* BEGIN *

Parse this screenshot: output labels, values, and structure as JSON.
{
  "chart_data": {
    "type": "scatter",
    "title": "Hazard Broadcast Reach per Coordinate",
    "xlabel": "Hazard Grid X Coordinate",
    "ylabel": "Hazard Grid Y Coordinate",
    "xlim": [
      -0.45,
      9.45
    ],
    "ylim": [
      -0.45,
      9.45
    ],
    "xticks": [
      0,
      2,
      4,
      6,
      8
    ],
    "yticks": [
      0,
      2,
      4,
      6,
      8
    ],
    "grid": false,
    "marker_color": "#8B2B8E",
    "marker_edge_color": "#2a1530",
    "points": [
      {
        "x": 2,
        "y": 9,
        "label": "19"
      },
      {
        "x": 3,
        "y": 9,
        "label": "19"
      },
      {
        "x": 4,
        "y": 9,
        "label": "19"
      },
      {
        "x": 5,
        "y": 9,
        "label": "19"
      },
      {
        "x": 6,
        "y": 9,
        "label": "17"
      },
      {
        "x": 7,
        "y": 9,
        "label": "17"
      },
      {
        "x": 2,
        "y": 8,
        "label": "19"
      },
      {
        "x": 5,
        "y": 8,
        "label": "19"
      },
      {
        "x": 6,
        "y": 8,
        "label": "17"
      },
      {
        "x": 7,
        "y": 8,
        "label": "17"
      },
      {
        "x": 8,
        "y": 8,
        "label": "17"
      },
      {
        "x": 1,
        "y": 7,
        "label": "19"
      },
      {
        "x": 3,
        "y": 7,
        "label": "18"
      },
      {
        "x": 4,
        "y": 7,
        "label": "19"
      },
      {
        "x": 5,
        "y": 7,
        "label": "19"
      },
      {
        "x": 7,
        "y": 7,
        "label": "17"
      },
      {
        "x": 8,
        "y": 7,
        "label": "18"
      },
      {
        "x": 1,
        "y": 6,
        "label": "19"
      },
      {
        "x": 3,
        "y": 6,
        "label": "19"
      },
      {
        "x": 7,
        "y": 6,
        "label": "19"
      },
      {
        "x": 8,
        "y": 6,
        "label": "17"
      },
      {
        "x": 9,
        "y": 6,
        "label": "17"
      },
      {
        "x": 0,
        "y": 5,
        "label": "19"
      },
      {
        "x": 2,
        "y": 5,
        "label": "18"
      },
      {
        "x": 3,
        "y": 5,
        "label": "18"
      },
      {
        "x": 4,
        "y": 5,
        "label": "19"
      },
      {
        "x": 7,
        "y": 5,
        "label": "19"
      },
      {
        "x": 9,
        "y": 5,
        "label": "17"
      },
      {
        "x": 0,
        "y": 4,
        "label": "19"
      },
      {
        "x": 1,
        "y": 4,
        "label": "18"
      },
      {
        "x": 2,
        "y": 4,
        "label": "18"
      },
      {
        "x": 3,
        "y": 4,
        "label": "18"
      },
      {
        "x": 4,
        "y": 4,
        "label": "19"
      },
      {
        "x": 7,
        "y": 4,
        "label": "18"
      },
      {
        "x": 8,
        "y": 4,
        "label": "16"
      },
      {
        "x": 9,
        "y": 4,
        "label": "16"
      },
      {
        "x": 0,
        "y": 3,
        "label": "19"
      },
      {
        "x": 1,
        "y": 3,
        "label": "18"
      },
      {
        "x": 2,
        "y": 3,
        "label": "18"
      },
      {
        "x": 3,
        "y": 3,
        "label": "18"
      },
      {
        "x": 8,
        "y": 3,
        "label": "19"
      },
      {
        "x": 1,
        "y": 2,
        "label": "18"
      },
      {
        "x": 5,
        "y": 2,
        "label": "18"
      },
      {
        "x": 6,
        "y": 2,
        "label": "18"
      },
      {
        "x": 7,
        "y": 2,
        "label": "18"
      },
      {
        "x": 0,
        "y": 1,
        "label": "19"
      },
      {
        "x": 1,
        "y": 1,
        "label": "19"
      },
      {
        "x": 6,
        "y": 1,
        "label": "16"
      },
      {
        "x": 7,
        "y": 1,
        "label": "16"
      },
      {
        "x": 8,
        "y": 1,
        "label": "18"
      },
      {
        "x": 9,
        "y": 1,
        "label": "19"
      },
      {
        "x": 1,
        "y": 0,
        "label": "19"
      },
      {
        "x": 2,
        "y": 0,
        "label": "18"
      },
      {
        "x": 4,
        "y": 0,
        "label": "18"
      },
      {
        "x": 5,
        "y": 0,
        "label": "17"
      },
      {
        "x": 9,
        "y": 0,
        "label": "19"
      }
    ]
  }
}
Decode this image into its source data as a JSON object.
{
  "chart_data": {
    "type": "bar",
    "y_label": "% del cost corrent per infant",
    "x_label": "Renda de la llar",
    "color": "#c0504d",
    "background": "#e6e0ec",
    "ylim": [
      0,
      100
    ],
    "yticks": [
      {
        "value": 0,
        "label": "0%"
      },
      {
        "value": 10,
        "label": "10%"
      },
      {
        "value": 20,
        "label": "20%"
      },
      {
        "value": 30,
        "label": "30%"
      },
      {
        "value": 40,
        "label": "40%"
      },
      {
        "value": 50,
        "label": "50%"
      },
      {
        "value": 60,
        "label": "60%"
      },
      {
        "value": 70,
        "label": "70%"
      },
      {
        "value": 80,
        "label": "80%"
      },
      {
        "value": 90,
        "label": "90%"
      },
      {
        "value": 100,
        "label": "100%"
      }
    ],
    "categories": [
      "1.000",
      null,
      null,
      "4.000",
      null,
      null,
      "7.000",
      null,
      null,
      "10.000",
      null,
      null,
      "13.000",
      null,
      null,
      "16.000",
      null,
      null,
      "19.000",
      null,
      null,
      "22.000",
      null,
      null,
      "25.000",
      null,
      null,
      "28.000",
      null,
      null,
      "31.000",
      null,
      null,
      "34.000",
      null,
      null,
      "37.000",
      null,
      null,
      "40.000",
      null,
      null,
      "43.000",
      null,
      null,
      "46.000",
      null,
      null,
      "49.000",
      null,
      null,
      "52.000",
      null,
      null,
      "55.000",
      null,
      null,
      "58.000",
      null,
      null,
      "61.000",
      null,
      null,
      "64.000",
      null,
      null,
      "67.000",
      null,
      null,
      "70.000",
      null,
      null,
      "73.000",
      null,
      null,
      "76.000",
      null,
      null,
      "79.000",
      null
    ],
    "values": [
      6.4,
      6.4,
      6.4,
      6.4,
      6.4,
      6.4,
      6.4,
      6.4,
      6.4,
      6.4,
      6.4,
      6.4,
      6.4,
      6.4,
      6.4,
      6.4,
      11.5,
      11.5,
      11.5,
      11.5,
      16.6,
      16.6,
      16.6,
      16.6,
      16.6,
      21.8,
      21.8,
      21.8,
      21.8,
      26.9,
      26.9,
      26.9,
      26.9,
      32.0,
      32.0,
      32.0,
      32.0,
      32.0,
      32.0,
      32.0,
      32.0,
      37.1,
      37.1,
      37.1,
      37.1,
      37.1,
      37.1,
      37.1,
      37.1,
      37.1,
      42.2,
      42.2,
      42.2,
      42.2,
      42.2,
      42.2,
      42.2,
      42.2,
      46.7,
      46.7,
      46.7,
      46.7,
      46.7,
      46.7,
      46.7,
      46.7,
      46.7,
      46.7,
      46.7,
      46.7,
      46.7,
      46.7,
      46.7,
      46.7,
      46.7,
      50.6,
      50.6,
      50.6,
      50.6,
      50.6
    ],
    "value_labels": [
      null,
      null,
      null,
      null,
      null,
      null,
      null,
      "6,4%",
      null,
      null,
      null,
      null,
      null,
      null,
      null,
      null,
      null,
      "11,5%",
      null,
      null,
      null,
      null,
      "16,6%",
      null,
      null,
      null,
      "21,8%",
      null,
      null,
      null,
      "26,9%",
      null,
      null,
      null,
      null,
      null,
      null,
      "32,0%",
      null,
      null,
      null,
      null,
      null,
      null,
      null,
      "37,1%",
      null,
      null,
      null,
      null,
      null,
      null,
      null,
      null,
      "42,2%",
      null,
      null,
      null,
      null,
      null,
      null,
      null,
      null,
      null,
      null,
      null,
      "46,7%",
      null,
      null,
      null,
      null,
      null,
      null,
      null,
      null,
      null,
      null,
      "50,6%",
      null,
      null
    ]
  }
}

* END *
* BEGIN *

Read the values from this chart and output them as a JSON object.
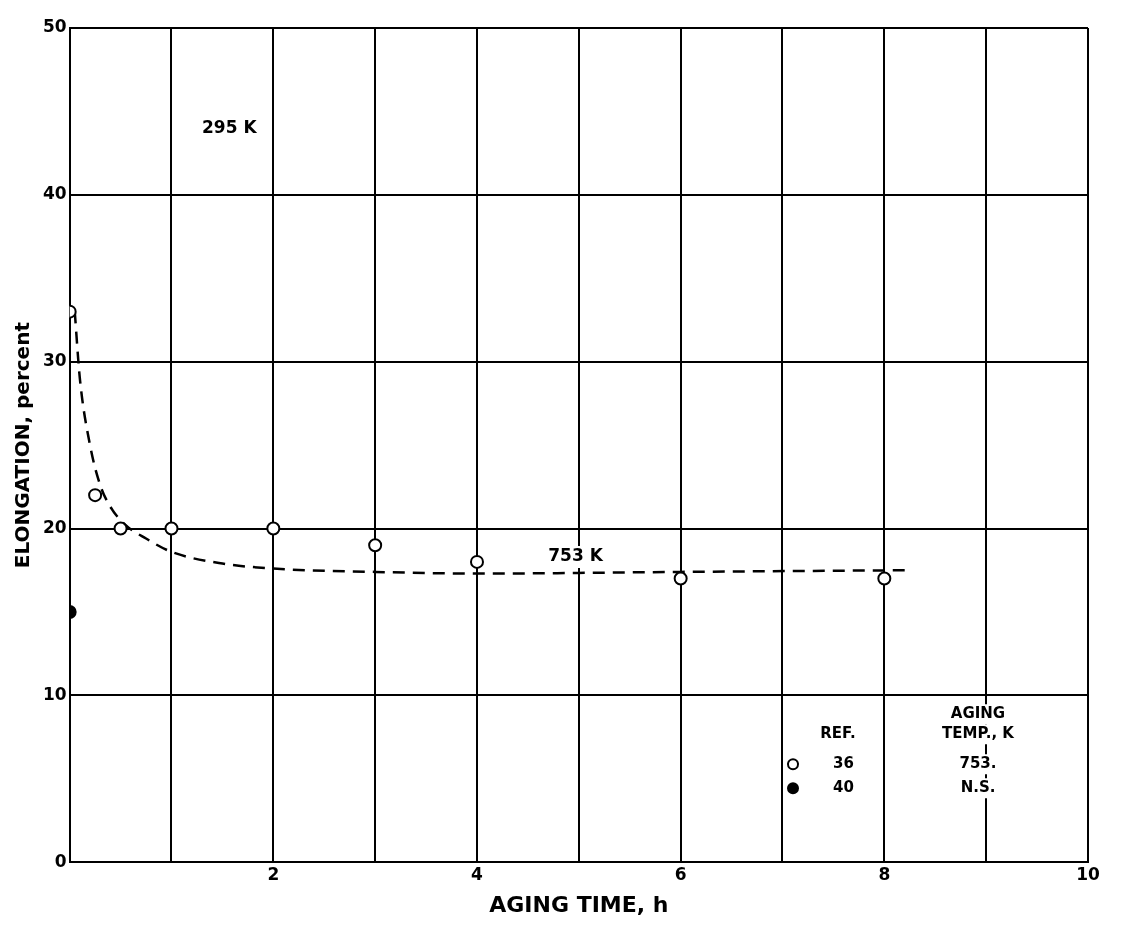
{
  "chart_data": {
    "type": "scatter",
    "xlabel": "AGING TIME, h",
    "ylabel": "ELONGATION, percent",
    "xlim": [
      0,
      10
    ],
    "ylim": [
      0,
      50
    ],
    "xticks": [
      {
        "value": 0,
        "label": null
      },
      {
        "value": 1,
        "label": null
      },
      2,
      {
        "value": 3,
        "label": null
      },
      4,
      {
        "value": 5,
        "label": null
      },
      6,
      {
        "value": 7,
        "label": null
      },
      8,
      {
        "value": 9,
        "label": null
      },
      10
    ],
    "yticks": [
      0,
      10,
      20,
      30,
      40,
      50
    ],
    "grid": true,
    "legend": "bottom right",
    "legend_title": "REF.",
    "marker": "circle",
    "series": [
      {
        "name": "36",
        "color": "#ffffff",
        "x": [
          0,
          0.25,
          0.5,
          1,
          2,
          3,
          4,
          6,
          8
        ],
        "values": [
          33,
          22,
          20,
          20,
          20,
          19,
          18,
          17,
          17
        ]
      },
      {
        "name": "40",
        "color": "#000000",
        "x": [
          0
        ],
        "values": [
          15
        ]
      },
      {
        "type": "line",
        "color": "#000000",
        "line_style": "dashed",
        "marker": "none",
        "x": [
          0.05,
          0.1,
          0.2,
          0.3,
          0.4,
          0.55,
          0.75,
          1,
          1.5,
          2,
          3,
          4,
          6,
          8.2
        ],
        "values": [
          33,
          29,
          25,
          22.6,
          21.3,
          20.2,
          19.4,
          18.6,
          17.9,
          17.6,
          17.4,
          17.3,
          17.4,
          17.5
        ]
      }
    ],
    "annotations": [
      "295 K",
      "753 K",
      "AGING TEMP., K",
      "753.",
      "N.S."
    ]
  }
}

* END *

Scan the listing above. Collect all lines with the word "JSON".

● EXERCISE RESPONSE:
Parse this screenshot: output labels, values, and structure as JSON.
Decode this image into its source data as a JSON object.
Read the values from this chart and output them as a JSON object.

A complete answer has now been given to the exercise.